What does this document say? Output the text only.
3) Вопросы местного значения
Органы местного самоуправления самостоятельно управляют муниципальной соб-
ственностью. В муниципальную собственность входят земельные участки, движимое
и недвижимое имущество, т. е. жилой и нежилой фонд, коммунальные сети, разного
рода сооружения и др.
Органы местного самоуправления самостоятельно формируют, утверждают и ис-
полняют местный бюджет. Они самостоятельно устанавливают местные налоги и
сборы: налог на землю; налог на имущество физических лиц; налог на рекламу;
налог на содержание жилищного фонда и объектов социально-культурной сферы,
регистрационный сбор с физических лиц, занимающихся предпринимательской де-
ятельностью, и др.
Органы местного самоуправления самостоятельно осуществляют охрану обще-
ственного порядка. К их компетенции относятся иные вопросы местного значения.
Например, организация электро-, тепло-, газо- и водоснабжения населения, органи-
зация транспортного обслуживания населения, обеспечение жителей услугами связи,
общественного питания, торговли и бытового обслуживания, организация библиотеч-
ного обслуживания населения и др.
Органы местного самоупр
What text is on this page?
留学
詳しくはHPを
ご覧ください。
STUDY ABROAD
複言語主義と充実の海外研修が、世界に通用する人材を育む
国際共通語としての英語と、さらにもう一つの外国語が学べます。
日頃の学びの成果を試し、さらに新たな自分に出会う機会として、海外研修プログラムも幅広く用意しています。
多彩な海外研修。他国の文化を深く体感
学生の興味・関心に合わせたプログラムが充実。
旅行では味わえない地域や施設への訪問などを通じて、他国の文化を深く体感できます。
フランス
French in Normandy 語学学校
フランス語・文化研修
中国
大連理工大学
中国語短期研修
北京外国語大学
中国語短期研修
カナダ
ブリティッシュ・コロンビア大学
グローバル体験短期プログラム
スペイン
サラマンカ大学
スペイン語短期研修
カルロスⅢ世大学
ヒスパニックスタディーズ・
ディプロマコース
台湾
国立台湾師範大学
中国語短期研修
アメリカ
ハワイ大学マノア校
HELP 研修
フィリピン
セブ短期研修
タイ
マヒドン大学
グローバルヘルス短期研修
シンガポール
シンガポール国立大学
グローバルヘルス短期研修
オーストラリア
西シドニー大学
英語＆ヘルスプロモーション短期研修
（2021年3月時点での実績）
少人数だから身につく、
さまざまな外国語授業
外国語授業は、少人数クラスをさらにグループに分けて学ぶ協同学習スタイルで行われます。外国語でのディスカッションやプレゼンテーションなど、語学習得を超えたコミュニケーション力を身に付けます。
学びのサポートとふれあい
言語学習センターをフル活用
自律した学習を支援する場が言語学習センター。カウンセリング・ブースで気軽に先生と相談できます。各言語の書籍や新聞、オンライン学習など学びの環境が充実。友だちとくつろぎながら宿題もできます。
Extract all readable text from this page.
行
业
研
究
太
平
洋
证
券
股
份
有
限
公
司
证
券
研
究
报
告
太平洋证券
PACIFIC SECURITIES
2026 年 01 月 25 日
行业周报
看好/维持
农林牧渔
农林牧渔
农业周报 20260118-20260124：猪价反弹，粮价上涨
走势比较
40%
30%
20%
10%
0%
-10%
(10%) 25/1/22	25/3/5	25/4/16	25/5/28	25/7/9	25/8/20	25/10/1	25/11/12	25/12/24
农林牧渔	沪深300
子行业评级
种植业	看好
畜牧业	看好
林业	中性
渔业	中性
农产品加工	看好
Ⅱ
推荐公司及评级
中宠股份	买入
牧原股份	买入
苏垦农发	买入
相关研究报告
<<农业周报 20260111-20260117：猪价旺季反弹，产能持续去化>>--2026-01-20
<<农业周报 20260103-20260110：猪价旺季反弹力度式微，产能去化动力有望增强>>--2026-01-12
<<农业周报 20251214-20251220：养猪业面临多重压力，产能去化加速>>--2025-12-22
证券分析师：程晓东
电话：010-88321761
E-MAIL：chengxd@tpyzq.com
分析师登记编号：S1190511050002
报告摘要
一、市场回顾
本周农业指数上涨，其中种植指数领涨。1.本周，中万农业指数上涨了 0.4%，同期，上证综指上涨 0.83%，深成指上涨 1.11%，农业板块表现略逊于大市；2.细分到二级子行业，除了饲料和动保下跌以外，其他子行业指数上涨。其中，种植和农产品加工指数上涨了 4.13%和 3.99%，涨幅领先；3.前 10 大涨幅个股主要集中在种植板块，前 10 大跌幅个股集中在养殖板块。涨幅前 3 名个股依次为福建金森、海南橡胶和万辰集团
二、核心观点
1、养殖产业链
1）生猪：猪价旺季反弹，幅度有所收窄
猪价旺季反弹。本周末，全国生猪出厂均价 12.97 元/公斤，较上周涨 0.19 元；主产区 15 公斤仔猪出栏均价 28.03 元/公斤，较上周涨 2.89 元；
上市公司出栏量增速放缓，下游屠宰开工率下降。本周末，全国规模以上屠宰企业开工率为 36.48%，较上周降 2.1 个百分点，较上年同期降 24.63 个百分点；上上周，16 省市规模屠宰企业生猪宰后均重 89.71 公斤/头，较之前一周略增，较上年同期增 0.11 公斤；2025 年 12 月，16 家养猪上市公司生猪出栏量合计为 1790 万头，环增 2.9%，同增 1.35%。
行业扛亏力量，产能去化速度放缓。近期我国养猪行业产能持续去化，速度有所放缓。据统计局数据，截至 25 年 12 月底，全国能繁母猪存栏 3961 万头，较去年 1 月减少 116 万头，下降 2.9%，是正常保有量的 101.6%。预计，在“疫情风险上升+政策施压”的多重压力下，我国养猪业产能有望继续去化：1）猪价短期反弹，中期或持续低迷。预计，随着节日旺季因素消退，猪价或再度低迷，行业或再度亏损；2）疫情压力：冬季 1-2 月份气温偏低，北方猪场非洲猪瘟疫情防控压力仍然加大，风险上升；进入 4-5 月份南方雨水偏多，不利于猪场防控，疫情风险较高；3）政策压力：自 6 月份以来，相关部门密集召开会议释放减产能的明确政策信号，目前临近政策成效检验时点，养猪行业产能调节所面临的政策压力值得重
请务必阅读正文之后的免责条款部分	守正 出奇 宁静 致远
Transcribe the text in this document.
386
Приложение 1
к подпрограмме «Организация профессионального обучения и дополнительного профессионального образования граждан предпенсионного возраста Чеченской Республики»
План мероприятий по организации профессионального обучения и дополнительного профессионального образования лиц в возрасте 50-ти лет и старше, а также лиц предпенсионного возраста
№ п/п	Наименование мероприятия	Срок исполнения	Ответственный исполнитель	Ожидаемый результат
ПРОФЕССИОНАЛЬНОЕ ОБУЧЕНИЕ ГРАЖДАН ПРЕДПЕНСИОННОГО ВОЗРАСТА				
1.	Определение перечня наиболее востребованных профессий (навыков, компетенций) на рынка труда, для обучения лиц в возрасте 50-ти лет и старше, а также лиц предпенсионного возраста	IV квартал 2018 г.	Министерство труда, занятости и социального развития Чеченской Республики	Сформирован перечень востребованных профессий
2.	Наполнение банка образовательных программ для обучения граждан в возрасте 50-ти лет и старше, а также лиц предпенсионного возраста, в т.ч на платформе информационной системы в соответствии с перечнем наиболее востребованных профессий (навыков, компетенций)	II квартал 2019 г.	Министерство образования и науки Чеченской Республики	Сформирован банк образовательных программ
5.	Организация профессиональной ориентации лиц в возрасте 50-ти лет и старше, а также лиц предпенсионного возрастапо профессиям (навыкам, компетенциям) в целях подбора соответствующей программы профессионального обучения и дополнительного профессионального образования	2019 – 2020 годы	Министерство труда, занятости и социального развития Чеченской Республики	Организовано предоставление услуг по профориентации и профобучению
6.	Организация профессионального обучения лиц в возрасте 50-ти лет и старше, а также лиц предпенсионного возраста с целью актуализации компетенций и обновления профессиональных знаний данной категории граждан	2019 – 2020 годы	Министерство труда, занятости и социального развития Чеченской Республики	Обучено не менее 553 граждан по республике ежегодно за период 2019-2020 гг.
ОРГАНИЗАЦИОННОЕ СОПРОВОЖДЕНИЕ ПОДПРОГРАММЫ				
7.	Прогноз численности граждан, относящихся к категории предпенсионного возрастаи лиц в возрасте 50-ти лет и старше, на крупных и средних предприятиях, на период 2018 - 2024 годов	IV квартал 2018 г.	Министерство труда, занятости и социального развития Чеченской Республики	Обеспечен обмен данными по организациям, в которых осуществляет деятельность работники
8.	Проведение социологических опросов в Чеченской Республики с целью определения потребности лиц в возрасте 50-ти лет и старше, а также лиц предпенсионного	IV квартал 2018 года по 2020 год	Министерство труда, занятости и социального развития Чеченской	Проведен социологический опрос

☆ ☆ ☆ ☆ ☆

What to do.
Return each line of the listing that holds the string "document".

Reply to the exercise.
What does this document say? Output the text only.
Transcribe the text in this document.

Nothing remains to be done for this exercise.